> _Supplied data_
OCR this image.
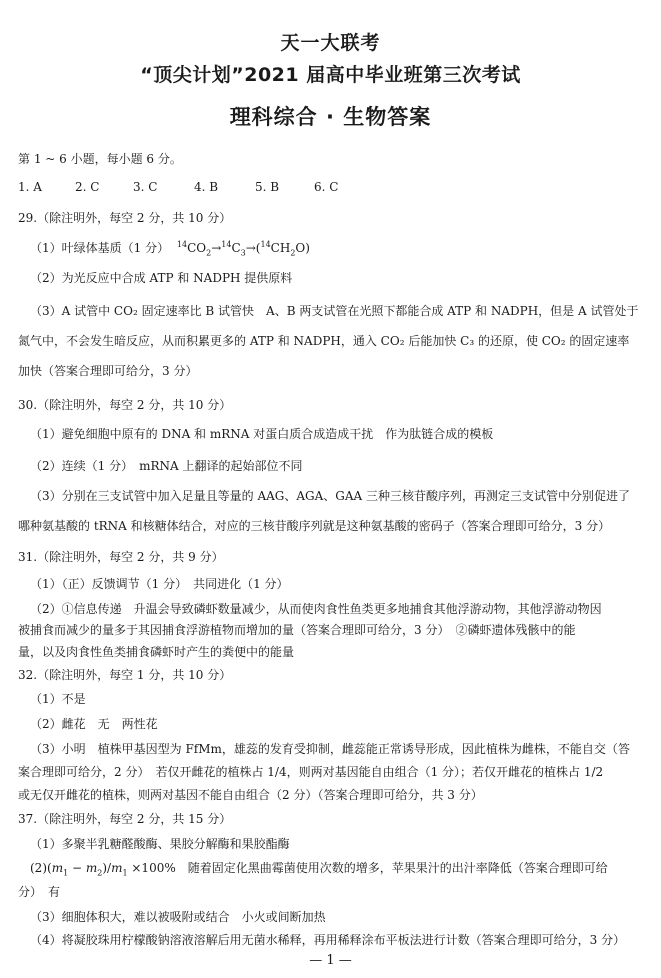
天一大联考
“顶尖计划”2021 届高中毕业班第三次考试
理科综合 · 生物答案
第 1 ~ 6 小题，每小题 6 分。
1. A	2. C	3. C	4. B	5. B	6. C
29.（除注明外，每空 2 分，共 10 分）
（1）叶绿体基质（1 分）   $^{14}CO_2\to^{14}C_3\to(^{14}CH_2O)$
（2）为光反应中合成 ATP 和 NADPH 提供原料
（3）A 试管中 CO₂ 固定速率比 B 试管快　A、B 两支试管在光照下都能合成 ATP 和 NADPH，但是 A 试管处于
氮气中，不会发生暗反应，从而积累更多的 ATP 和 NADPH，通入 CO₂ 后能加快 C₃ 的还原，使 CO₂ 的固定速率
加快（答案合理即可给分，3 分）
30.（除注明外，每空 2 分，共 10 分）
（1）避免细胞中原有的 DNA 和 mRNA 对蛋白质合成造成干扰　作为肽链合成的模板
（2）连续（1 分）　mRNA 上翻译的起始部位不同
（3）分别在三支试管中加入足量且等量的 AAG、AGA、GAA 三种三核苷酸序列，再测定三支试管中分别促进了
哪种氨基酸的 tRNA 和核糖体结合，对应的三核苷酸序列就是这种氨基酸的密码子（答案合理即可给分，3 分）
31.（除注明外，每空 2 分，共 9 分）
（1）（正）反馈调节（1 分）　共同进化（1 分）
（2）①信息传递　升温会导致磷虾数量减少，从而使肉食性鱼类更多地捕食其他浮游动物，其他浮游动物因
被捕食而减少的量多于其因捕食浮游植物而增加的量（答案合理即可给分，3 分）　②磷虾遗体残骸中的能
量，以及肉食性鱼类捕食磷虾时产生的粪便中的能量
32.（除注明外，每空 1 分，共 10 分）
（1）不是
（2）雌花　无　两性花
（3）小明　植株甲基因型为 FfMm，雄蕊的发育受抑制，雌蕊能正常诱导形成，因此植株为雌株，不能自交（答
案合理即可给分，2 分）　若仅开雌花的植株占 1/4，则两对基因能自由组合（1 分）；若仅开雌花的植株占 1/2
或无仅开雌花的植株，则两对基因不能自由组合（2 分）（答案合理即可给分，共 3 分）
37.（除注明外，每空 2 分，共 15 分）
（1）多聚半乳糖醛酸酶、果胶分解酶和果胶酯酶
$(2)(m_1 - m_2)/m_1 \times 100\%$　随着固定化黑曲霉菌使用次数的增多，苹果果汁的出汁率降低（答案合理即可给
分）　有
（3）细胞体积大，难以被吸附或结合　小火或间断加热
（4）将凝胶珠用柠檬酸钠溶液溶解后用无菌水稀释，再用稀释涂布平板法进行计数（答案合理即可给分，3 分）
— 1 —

> _Task description_
All lines above that include the word "除注明外" must be copied into the answer.

> _Solution for this exercise_
29.（除注明外，每空 2 分，共 10 分）
30.（除注明外，每空 2 分，共 10 分）
31.（除注明外，每空 2 分，共 9 分）
32.（除注明外，每空 1 分，共 10 分）
37.（除注明外，每空 2 分，共 15 分）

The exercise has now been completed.